Requirement: Note each line of the listing that contains the string "values", and copy it.

------------

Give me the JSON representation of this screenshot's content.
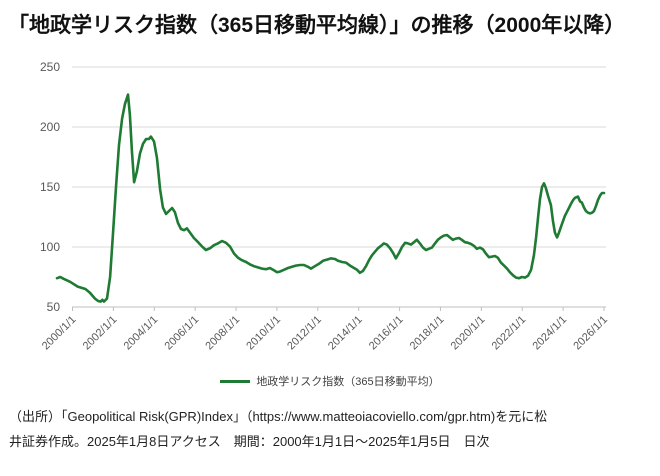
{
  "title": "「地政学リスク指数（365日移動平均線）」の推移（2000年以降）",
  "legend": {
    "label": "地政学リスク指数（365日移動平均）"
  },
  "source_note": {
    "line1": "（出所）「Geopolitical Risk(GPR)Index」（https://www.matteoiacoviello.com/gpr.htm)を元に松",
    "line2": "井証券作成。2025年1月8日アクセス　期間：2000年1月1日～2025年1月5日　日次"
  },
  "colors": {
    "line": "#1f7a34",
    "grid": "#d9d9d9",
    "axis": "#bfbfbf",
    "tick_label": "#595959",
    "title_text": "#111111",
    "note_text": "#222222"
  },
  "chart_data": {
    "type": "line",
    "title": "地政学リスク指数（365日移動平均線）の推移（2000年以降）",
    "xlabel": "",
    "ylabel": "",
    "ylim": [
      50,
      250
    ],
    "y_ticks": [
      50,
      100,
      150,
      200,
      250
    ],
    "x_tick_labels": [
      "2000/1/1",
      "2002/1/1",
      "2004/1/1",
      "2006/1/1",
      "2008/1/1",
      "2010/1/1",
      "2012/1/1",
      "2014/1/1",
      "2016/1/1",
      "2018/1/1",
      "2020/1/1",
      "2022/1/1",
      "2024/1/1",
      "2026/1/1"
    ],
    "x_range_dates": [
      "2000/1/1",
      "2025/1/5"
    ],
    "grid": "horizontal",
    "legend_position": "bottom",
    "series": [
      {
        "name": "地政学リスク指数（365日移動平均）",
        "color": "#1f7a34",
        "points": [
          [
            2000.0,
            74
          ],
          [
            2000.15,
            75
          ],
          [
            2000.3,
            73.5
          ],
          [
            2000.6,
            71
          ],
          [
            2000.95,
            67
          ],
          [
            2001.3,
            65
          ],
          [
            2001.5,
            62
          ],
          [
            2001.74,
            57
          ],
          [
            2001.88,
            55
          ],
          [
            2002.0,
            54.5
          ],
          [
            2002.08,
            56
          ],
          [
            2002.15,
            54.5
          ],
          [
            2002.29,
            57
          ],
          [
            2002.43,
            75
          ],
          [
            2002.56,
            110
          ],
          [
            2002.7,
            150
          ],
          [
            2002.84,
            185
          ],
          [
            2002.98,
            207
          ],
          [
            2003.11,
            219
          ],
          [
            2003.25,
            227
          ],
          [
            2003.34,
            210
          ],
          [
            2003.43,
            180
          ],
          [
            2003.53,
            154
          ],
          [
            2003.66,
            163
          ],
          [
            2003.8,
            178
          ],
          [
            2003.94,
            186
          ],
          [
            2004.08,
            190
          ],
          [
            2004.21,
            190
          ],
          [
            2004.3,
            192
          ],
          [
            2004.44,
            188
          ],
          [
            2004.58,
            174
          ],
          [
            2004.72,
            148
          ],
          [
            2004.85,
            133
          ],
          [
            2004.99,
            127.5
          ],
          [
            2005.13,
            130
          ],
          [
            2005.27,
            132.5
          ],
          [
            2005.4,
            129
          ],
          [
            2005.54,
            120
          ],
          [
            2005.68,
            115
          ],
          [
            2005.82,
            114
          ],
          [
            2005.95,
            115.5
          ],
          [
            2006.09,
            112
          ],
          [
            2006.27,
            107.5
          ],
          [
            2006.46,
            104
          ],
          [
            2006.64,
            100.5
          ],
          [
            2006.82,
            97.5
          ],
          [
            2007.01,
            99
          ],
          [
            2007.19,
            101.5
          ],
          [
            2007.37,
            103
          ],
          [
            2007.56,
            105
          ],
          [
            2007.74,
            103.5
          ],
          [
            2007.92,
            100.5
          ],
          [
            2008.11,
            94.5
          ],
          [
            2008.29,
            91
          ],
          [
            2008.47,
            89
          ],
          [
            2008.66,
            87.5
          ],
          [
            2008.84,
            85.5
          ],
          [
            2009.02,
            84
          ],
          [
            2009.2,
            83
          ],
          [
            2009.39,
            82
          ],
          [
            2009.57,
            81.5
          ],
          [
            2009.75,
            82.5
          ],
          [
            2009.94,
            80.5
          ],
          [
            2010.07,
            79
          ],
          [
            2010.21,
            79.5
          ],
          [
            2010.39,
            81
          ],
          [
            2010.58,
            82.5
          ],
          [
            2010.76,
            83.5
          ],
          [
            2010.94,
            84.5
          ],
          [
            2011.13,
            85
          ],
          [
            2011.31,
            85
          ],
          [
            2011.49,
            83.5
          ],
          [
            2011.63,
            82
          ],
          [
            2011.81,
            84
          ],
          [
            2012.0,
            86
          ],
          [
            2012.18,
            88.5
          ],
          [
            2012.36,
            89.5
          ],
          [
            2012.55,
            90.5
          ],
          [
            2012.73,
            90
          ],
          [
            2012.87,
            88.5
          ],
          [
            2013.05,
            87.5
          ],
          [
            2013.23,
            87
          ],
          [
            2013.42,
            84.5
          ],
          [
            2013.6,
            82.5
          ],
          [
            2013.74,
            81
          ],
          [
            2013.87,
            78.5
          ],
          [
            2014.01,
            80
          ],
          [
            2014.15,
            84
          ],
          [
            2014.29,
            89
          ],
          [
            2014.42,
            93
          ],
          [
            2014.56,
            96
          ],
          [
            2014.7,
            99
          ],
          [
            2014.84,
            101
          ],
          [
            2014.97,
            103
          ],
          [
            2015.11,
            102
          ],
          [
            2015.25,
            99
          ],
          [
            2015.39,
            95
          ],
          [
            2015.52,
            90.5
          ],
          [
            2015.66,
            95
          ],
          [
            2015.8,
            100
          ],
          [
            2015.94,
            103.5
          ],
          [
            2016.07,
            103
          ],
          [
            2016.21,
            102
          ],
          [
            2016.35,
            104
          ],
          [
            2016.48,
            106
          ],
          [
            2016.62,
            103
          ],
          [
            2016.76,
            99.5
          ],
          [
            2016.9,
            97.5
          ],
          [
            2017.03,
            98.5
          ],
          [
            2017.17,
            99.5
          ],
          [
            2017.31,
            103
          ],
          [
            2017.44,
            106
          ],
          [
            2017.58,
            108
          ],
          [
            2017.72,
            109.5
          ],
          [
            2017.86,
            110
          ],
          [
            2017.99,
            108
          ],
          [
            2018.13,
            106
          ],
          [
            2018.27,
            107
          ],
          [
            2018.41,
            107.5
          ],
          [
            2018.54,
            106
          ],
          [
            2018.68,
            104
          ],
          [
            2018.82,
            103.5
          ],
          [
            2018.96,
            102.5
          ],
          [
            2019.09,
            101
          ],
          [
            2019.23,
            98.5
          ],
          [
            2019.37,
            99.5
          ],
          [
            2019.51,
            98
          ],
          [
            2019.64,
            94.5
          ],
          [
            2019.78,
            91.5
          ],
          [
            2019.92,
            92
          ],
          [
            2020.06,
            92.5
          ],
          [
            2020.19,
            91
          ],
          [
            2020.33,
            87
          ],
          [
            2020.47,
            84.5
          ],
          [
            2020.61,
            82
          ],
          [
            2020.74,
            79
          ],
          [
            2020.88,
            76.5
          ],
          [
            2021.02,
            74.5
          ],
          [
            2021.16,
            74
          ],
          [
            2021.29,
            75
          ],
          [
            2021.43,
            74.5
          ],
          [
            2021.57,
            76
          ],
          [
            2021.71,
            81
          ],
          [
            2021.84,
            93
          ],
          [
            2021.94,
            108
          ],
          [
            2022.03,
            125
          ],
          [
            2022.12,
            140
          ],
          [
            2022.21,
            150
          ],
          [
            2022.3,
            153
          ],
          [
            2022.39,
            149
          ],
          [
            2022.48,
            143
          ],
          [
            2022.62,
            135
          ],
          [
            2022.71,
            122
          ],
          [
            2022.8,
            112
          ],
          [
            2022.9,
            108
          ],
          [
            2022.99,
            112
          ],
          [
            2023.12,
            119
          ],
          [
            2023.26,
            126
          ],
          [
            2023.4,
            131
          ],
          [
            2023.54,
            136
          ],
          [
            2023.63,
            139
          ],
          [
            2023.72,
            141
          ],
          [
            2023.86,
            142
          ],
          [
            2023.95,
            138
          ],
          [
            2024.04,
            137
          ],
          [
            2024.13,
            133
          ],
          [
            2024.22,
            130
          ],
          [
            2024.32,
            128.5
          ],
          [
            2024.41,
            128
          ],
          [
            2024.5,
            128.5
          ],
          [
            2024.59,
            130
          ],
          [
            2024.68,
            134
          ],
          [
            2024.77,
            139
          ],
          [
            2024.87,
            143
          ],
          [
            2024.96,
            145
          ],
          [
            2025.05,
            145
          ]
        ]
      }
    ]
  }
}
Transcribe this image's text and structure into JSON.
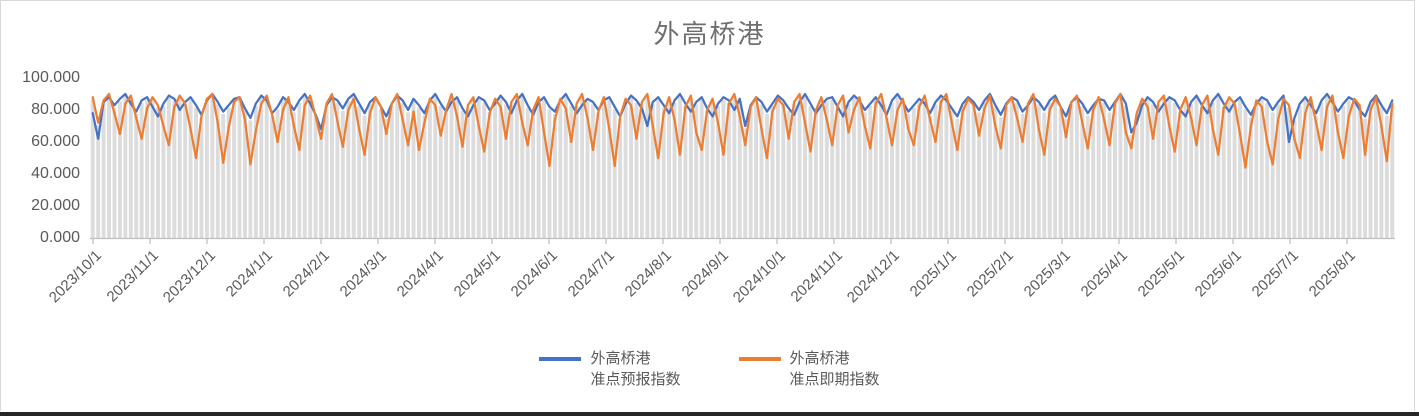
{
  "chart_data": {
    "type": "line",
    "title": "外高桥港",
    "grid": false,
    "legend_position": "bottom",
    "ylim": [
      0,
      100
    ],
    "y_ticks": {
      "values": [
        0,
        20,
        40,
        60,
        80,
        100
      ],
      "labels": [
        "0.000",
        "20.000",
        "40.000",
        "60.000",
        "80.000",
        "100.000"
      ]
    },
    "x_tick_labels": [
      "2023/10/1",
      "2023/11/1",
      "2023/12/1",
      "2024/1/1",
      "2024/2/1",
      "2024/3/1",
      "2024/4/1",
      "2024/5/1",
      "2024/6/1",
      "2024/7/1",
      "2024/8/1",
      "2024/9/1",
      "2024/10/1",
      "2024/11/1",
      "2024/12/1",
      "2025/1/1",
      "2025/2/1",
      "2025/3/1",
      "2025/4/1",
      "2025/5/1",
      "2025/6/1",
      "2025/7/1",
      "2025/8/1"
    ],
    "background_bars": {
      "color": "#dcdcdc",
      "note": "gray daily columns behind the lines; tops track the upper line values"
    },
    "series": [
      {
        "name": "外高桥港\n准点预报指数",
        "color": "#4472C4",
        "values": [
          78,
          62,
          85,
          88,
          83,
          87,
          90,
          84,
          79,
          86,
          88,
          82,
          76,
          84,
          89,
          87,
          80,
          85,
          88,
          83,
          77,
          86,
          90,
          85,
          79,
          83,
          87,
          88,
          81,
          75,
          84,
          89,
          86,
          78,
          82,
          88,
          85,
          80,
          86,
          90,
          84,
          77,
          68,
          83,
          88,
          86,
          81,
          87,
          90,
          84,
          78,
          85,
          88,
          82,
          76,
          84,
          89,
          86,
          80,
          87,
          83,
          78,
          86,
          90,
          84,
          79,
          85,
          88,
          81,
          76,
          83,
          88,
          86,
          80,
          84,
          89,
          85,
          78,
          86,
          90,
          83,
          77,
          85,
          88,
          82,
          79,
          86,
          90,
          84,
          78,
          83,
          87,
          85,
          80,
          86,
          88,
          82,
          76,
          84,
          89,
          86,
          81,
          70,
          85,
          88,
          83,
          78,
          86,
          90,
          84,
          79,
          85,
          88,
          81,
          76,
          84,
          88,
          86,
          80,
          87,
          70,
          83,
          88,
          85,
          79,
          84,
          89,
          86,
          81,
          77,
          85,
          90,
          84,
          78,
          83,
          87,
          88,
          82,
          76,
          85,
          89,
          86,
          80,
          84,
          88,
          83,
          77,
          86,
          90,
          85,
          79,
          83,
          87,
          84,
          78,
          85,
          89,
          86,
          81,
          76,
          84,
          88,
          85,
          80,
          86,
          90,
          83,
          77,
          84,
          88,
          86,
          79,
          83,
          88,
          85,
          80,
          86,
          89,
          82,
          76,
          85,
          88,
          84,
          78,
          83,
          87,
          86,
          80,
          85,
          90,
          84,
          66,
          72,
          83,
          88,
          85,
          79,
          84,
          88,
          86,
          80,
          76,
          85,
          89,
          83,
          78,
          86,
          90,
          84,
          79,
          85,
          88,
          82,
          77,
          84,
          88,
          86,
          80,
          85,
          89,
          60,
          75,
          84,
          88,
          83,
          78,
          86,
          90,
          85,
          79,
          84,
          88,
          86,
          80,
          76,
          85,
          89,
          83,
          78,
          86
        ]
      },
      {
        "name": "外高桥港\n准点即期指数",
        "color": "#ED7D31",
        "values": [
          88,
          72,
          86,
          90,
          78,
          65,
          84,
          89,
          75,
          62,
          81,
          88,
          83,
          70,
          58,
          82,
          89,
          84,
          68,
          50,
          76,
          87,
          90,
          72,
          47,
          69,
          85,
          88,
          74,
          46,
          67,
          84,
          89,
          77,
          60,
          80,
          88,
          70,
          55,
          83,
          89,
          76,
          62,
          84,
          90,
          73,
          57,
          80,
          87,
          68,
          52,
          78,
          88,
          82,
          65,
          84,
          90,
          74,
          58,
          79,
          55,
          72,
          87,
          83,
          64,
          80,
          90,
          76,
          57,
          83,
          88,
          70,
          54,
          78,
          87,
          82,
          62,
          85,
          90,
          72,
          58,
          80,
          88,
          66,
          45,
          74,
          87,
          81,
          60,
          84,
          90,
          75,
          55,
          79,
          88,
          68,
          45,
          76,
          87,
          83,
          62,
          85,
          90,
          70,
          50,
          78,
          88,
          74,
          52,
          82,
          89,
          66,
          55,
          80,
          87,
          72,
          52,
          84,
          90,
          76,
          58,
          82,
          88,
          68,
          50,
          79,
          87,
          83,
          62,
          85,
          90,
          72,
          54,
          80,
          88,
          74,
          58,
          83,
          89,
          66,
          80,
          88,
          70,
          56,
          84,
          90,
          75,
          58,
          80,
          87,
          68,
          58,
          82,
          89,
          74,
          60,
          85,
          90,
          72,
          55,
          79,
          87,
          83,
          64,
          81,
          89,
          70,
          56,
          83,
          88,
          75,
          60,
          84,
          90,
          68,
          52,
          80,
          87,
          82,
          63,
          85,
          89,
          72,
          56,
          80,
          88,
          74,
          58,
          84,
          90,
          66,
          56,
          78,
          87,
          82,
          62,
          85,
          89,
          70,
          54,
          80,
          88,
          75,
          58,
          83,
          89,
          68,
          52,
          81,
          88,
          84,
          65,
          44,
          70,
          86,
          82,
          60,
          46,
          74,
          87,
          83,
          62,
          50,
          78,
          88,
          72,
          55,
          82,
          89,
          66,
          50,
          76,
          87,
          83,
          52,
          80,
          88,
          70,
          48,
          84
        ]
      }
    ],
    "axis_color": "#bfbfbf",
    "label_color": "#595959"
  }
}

------------

Result of this task:
      "values": [
      "note": "gray daily columns behind the lines; tops track the upper line values"
        "values": [
        "values": [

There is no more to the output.